* Task statement
Rename every "fit-line" in the lines below to "regression-line" and reproduce the lines with nothing else altered. Omit the pictures from the output.
───── Input for this task ─────
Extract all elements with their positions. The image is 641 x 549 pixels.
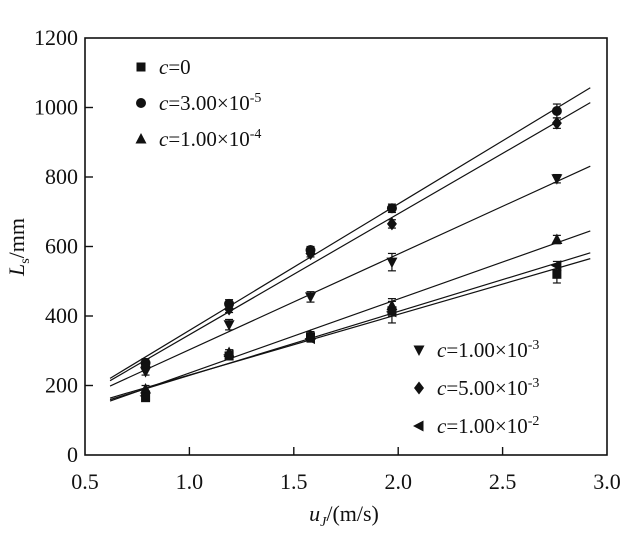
x-axis-title: uJ/(m/s): [309, 501, 379, 530]
fit-line: [109, 87, 591, 379]
x-tick-label: 0.5: [71, 469, 99, 494]
triangle-down-marker: [551, 174, 563, 185]
triangle-up-marker: [551, 233, 563, 245]
x-tick-label: 2.0: [384, 469, 412, 494]
y-tick-label: 600: [45, 234, 78, 259]
y-tick-label: 1000: [34, 95, 78, 120]
y-tick-label: 800: [45, 164, 78, 189]
triangle-left-marker: [413, 420, 424, 432]
series-c100e3: [140, 173, 563, 378]
circle-marker: [386, 203, 397, 214]
data-point: [551, 174, 563, 185]
data-point: [552, 269, 562, 279]
fit-line: [109, 252, 591, 401]
data-point: [551, 105, 562, 116]
triangle-down-marker: [223, 320, 235, 331]
triangle-left-marker: [304, 333, 316, 345]
series-c100e4: [140, 233, 563, 394]
y-tick-label: 0: [67, 442, 78, 467]
data-point: [305, 292, 317, 303]
legend-label: c=1.00×10-3: [437, 338, 539, 362]
triangle-down-marker: [305, 292, 317, 303]
x-tick-label: 1.5: [280, 469, 308, 494]
data-point: [385, 306, 397, 318]
data-point: [550, 260, 562, 272]
circle-marker: [551, 105, 562, 116]
fit-line: [109, 165, 591, 387]
data-point: [223, 349, 234, 361]
triangle-left-marker: [385, 306, 397, 318]
triangle-left-marker: [139, 390, 151, 402]
data-point: [551, 116, 562, 130]
square-marker: [552, 269, 562, 279]
legend-top-left: c=0 c=3.00×10-5 c=1.00×10-4: [135, 55, 261, 151]
data-point: [224, 302, 235, 316]
legend-label: c=1.00×10-2: [437, 414, 539, 438]
data-point: [304, 333, 316, 345]
legend-label: c=0: [159, 55, 191, 79]
x-tick-label: 3.0: [593, 469, 621, 494]
legend-bottom-right: c=1.00×10-3 c=5.00×10-3 c=1.00×10-2: [413, 338, 539, 438]
data-point: [223, 320, 235, 331]
diamond-marker: [224, 302, 235, 316]
y-tick-label: 400: [45, 303, 78, 328]
triangle-up-marker: [135, 133, 147, 144]
legend-label: c=1.00×10-4: [159, 127, 261, 151]
data-point: [140, 359, 151, 373]
diamond-marker: [386, 217, 397, 231]
data-point: [386, 203, 397, 214]
triangle-down-marker: [413, 345, 425, 356]
triangle-up-marker: [140, 382, 152, 394]
series-c500e3: [140, 116, 562, 373]
x-tick-label: 1.0: [176, 469, 204, 494]
fit-line: [109, 102, 591, 382]
diamond-marker: [305, 246, 316, 260]
x-tick-label: 2.5: [489, 469, 517, 494]
legend-label: c=5.00×10-3: [437, 376, 539, 400]
diamond-marker: [551, 116, 562, 130]
triangle-down-marker: [386, 257, 398, 269]
square-marker: [136, 62, 146, 72]
data-point: [551, 233, 563, 245]
circle-marker: [136, 98, 146, 108]
y-tick-label: 200: [45, 373, 78, 398]
y-axis-title: Ls/mm: [4, 218, 33, 277]
triangle-left-marker: [223, 349, 234, 361]
data-point: [140, 382, 152, 394]
data-point: [139, 390, 151, 402]
data-point: [386, 217, 397, 231]
fit-line: [109, 230, 591, 402]
data-point: [386, 257, 398, 269]
data-point: [305, 246, 316, 260]
y-tick-label: 1200: [34, 25, 78, 50]
legend-label: c=3.00×10-5: [159, 91, 261, 115]
series-c100e2: [139, 260, 562, 402]
diamond-marker: [140, 359, 151, 373]
triangle-left-marker: [550, 260, 562, 272]
diamond-marker: [414, 381, 424, 395]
─────
* Finished exercise
Extract all elements with their positions. The image is 641 x 549 pixels.
x-axis-title: uJ/(m/s): [309, 501, 379, 530]
regression-line: [109, 87, 591, 379]
x-tick-label: 0.5: [71, 469, 99, 494]
triangle-down-marker: [551, 174, 563, 185]
triangle-up-marker: [551, 233, 563, 245]
x-tick-label: 2.0: [384, 469, 412, 494]
y-tick-label: 600: [45, 234, 78, 259]
y-tick-label: 1000: [34, 95, 78, 120]
y-tick-label: 800: [45, 164, 78, 189]
triangle-left-marker: [413, 420, 424, 432]
series-c100e3: [140, 173, 563, 378]
circle-marker: [386, 203, 397, 214]
data-point: [551, 174, 563, 185]
data-point: [552, 269, 562, 279]
regression-line: [109, 252, 591, 401]
data-point: [551, 105, 562, 116]
triangle-down-marker: [223, 320, 235, 331]
triangle-left-marker: [304, 333, 316, 345]
series-c100e4: [140, 233, 563, 394]
y-tick-label: 0: [67, 442, 78, 467]
data-point: [305, 292, 317, 303]
legend-label: c=1.00×10-3: [437, 338, 539, 362]
triangle-down-marker: [305, 292, 317, 303]
x-tick-label: 1.5: [280, 469, 308, 494]
data-point: [385, 306, 397, 318]
data-point: [550, 260, 562, 272]
circle-marker: [551, 105, 562, 116]
regression-line: [109, 165, 591, 387]
data-point: [223, 349, 234, 361]
triangle-left-marker: [385, 306, 397, 318]
triangle-left-marker: [139, 390, 151, 402]
data-point: [551, 116, 562, 130]
square-marker: [552, 269, 562, 279]
legend-top-left: c=0 c=3.00×10-5 c=1.00×10-4: [135, 55, 261, 151]
data-point: [224, 302, 235, 316]
legend-label: c=1.00×10-2: [437, 414, 539, 438]
data-point: [304, 333, 316, 345]
legend-label: c=0: [159, 55, 191, 79]
x-tick-label: 3.0: [593, 469, 621, 494]
legend-bottom-right: c=1.00×10-3 c=5.00×10-3 c=1.00×10-2: [413, 338, 539, 438]
data-point: [223, 320, 235, 331]
diamond-marker: [224, 302, 235, 316]
y-tick-label: 400: [45, 303, 78, 328]
triangle-up-marker: [135, 133, 147, 144]
legend-label: c=1.00×10-4: [159, 127, 261, 151]
data-point: [140, 359, 151, 373]
diamond-marker: [386, 217, 397, 231]
data-point: [386, 203, 397, 214]
triangle-down-marker: [413, 345, 425, 356]
triangle-up-marker: [140, 382, 152, 394]
series-c500e3: [140, 116, 562, 373]
x-tick-label: 1.0: [176, 469, 204, 494]
regression-line: [109, 102, 591, 382]
diamond-marker: [305, 246, 316, 260]
x-tick-label: 2.5: [489, 469, 517, 494]
legend-label: c=5.00×10-3: [437, 376, 539, 400]
diamond-marker: [551, 116, 562, 130]
triangle-down-marker: [386, 257, 398, 269]
square-marker: [136, 62, 146, 72]
data-point: [551, 233, 563, 245]
circle-marker: [136, 98, 146, 108]
y-tick-label: 200: [45, 373, 78, 398]
y-axis-title: Ls/mm: [4, 218, 33, 277]
triangle-left-marker: [223, 349, 234, 361]
data-point: [140, 382, 152, 394]
data-point: [139, 390, 151, 402]
data-point: [386, 217, 397, 231]
regression-line: [109, 230, 591, 402]
data-point: [386, 257, 398, 269]
data-point: [305, 246, 316, 260]
y-tick-label: 1200: [34, 25, 78, 50]
legend-label: c=3.00×10-5: [159, 91, 261, 115]
series-c100e2: [139, 260, 562, 402]
diamond-marker: [140, 359, 151, 373]
triangle-left-marker: [550, 260, 562, 272]
diamond-marker: [414, 381, 424, 395]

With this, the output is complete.